_Data tied to figure images_

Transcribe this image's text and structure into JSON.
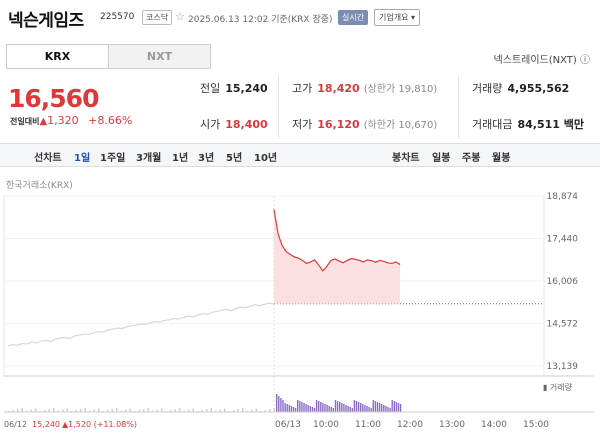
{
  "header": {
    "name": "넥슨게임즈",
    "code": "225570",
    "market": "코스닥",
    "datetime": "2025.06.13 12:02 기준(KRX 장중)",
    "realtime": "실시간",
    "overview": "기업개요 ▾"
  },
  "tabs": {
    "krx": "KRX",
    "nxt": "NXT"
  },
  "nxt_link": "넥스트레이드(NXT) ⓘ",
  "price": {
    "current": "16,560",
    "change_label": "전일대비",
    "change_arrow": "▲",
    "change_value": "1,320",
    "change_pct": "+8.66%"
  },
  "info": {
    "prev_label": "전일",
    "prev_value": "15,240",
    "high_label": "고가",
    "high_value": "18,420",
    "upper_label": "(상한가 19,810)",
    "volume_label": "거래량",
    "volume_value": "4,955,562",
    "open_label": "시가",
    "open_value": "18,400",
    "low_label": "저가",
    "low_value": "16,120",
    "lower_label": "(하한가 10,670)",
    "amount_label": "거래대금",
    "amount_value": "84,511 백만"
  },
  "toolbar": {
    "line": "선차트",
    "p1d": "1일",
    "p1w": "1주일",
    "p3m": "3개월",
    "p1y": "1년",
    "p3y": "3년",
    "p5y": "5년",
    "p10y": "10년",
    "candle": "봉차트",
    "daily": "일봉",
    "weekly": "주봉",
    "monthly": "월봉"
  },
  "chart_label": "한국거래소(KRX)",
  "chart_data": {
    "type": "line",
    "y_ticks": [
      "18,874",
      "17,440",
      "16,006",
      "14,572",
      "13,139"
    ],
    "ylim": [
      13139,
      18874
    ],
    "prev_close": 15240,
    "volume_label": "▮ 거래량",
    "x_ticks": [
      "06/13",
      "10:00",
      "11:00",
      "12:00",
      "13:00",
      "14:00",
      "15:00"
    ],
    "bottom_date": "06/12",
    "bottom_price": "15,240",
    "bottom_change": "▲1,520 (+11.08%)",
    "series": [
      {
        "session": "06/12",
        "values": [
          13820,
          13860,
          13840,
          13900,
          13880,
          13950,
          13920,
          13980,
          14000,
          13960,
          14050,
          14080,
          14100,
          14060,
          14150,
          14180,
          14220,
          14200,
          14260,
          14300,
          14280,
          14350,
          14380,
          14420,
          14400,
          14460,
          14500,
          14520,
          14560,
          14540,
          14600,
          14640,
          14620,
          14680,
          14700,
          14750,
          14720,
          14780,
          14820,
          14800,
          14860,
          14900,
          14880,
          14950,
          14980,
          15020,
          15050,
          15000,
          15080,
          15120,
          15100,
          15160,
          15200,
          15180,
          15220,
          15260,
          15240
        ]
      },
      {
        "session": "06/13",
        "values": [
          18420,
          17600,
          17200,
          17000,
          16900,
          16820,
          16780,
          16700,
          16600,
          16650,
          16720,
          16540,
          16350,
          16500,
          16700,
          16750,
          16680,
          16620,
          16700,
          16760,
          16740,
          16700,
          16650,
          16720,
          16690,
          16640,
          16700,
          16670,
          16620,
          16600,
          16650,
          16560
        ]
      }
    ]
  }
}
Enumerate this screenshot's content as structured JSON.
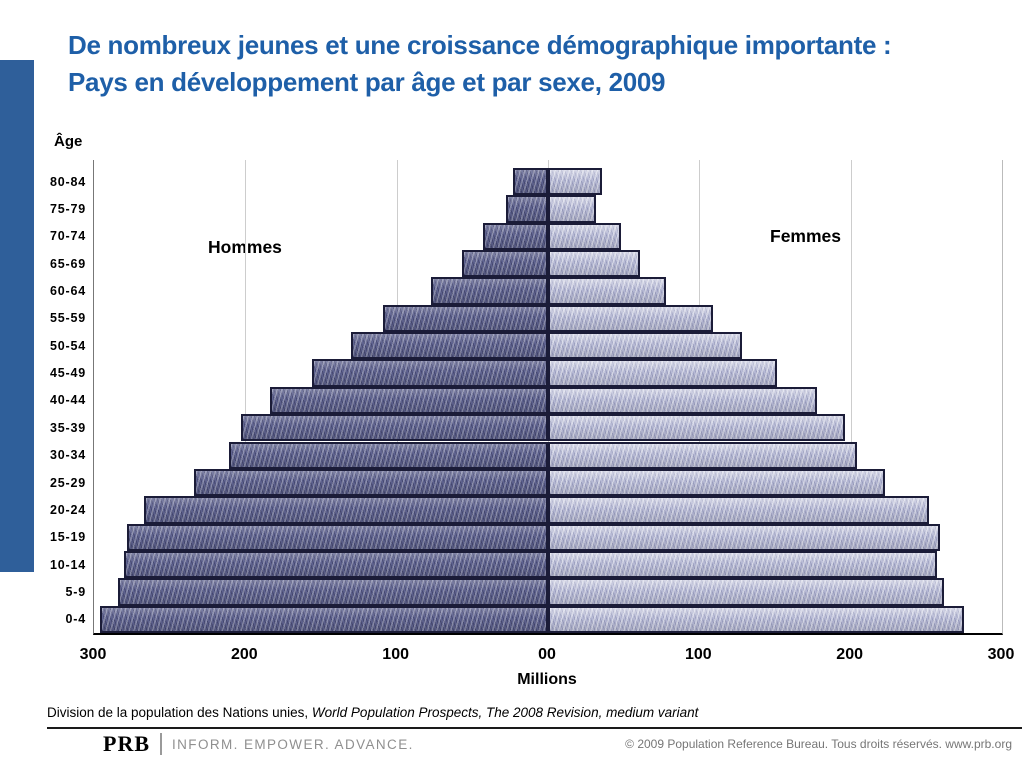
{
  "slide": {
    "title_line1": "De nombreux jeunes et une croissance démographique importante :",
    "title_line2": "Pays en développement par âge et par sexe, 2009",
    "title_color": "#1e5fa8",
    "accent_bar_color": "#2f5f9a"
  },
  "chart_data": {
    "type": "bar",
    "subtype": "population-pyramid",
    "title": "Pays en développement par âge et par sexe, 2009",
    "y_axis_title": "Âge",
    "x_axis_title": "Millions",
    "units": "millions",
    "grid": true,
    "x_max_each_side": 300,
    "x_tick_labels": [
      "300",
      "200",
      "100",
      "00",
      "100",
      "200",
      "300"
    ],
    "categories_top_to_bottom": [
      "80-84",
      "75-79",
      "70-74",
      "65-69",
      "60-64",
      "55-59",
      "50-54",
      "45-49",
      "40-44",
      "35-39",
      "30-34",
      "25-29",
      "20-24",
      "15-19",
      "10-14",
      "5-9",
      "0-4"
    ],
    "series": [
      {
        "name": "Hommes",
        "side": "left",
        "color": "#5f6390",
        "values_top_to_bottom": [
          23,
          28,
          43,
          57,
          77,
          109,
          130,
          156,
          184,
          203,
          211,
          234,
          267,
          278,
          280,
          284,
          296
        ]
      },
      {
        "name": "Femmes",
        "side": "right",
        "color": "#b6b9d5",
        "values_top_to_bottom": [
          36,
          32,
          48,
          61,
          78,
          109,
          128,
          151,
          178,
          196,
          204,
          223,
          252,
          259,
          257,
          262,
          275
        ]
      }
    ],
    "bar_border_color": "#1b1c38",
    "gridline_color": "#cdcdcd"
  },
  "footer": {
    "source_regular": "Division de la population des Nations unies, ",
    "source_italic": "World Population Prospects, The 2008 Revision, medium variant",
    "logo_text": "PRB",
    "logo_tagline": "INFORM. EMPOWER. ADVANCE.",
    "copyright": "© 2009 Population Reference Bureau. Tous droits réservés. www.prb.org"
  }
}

_What is being asked_
In the records above, find the line containing "Enumerate this screenshot's", then please restate it and each line after it word for word, pictures excluded.

_Result below_
Enumerate this screenshot's content as structured JSON.
{
  "slide": {
    "title_line1": "De nombreux jeunes et une croissance démographique importante :",
    "title_line2": "Pays en développement par âge et par sexe, 2009",
    "title_color": "#1e5fa8",
    "accent_bar_color": "#2f5f9a"
  },
  "chart_data": {
    "type": "bar",
    "subtype": "population-pyramid",
    "title": "Pays en développement par âge et par sexe, 2009",
    "y_axis_title": "Âge",
    "x_axis_title": "Millions",
    "units": "millions",
    "grid": true,
    "x_max_each_side": 300,
    "x_tick_labels": [
      "300",
      "200",
      "100",
      "00",
      "100",
      "200",
      "300"
    ],
    "categories_top_to_bottom": [
      "80-84",
      "75-79",
      "70-74",
      "65-69",
      "60-64",
      "55-59",
      "50-54",
      "45-49",
      "40-44",
      "35-39",
      "30-34",
      "25-29",
      "20-24",
      "15-19",
      "10-14",
      "5-9",
      "0-4"
    ],
    "series": [
      {
        "name": "Hommes",
        "side": "left",
        "color": "#5f6390",
        "values_top_to_bottom": [
          23,
          28,
          43,
          57,
          77,
          109,
          130,
          156,
          184,
          203,
          211,
          234,
          267,
          278,
          280,
          284,
          296
        ]
      },
      {
        "name": "Femmes",
        "side": "right",
        "color": "#b6b9d5",
        "values_top_to_bottom": [
          36,
          32,
          48,
          61,
          78,
          109,
          128,
          151,
          178,
          196,
          204,
          223,
          252,
          259,
          257,
          262,
          275
        ]
      }
    ],
    "bar_border_color": "#1b1c38",
    "gridline_color": "#cdcdcd"
  },
  "footer": {
    "source_regular": "Division de la population des Nations unies, ",
    "source_italic": "World Population Prospects, The 2008 Revision, medium variant",
    "logo_text": "PRB",
    "logo_tagline": "INFORM. EMPOWER. ADVANCE.",
    "copyright": "© 2009 Population Reference Bureau. Tous droits réservés. www.prb.org"
  }
}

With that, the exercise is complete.